Gather each line containing the string "observed" from these entries.

━━━━━━━━━━

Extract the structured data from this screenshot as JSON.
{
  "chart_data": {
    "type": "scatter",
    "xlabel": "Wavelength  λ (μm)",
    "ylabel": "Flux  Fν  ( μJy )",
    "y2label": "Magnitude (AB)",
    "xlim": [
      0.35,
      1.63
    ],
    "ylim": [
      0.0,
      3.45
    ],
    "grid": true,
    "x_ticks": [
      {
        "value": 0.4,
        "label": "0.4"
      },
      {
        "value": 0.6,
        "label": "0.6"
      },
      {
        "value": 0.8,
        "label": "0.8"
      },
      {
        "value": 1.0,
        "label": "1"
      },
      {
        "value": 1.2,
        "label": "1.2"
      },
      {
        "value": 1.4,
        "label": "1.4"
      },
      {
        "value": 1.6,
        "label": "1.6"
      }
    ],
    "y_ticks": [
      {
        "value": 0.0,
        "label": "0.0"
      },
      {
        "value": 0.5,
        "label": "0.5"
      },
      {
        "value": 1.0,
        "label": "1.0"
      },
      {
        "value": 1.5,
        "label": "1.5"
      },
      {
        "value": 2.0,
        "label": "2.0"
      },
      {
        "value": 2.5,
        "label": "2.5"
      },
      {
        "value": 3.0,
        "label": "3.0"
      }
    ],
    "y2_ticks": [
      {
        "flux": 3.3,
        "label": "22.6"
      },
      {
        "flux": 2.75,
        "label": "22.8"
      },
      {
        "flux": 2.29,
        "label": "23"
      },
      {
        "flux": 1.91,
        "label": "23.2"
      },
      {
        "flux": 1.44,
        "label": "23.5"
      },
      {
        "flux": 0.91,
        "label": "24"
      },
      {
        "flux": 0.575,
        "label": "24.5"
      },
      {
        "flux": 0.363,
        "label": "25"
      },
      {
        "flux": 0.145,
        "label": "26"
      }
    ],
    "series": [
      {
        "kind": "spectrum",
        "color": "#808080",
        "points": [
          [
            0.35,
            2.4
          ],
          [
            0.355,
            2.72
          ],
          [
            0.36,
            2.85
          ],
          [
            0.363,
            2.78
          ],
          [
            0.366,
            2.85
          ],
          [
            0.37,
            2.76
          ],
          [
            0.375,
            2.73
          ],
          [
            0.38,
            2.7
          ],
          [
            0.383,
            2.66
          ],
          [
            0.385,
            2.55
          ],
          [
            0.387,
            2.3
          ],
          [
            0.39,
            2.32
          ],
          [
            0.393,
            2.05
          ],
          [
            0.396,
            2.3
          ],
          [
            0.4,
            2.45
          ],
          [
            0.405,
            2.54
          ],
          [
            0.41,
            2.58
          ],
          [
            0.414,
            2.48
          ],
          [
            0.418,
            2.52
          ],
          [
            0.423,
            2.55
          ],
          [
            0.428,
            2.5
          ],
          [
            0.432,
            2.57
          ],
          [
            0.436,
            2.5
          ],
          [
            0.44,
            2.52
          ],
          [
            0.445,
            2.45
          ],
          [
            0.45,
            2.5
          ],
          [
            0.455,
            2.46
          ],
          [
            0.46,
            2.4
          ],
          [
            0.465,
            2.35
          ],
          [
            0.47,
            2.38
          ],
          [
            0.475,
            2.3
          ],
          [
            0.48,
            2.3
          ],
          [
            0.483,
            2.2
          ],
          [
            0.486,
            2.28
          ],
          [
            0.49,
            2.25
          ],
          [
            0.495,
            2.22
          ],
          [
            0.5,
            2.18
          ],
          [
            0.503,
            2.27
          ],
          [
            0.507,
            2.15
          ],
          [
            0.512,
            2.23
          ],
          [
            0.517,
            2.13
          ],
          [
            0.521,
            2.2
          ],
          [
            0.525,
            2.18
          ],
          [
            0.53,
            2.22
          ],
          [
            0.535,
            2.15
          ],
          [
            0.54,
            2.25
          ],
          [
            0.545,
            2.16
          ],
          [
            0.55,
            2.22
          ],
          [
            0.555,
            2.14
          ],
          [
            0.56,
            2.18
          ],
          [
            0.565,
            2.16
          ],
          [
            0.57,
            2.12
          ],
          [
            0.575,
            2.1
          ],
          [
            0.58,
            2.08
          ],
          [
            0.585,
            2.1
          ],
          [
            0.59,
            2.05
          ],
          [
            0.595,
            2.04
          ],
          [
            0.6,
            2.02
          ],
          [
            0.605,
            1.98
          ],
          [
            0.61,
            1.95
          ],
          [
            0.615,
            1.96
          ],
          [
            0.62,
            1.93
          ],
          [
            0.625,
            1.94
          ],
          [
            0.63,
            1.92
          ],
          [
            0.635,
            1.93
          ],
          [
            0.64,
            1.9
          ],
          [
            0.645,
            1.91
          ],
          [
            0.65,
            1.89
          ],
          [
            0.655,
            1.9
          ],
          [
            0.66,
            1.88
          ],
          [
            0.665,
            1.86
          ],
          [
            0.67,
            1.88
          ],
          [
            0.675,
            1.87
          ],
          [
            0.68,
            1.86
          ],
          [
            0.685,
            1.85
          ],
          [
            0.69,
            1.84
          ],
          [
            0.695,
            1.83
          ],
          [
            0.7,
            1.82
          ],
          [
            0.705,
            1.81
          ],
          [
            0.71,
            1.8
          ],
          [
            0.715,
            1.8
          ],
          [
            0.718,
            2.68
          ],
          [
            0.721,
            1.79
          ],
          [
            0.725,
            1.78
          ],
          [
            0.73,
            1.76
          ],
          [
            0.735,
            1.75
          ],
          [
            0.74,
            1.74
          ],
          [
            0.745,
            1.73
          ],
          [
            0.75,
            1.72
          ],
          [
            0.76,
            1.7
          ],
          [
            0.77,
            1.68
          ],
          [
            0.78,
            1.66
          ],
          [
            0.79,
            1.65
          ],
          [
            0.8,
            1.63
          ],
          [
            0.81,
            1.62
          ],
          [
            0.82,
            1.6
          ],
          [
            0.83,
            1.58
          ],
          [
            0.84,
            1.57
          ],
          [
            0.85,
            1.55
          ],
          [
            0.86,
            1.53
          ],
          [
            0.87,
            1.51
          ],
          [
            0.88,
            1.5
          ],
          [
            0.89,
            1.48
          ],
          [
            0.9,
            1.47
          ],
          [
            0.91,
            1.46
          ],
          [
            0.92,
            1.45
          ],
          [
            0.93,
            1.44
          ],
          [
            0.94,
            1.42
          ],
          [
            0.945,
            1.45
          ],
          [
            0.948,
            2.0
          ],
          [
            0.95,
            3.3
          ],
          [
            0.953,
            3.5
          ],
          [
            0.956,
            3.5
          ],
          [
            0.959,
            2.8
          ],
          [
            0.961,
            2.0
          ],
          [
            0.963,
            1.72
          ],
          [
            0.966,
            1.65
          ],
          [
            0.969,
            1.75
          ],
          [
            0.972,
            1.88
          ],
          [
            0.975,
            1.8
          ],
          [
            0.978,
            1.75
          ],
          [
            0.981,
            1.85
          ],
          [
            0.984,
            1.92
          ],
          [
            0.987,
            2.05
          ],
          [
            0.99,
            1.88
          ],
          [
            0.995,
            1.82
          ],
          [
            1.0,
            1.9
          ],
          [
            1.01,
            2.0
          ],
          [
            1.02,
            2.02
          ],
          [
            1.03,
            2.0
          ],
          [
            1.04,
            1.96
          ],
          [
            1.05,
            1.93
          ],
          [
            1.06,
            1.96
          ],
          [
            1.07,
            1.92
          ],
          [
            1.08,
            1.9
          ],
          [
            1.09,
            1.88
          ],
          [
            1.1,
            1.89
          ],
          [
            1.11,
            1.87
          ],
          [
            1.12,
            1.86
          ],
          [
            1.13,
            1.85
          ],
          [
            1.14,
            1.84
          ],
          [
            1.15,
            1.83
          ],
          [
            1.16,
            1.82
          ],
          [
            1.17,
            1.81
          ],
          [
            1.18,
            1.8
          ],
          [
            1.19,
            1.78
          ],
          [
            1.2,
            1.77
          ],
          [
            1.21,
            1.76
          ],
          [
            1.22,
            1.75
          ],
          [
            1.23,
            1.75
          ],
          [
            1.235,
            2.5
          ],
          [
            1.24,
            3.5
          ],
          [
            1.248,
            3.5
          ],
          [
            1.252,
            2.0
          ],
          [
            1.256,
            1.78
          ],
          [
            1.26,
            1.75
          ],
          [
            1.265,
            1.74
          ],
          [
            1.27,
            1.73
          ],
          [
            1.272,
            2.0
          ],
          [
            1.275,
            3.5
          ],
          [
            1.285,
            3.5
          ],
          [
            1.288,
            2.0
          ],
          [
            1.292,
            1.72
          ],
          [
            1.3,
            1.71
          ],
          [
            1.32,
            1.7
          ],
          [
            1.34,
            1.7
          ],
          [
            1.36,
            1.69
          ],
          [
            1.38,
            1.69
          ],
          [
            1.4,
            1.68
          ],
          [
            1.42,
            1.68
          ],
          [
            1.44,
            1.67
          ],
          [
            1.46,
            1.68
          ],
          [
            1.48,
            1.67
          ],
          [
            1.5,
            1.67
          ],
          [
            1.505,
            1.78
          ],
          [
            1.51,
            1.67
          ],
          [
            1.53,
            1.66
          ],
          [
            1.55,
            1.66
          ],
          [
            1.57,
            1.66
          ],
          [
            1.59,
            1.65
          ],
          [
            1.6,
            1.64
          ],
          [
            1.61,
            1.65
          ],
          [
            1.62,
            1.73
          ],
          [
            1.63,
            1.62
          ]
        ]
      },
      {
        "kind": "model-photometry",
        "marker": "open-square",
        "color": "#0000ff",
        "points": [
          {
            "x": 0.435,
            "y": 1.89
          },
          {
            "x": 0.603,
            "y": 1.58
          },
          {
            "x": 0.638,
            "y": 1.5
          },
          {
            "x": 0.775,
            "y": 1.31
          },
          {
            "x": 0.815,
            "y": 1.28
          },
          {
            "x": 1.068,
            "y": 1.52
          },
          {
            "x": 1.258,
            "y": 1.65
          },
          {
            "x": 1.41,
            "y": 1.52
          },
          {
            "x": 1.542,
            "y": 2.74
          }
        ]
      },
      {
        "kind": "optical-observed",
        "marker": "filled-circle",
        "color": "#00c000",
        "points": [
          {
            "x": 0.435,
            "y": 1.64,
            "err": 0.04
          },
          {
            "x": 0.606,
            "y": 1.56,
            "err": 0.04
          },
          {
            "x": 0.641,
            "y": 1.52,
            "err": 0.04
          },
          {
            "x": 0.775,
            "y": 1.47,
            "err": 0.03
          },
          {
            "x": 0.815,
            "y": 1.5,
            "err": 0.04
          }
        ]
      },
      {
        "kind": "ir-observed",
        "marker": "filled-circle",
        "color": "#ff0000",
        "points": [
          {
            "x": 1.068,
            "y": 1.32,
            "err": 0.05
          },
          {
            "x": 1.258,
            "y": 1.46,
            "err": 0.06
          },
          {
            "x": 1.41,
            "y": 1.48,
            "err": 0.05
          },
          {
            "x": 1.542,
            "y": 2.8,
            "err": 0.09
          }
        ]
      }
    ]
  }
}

━━━━━━━━━━

# Finished exercise:
        "kind": "optical-observed",
        "kind": "ir-observed",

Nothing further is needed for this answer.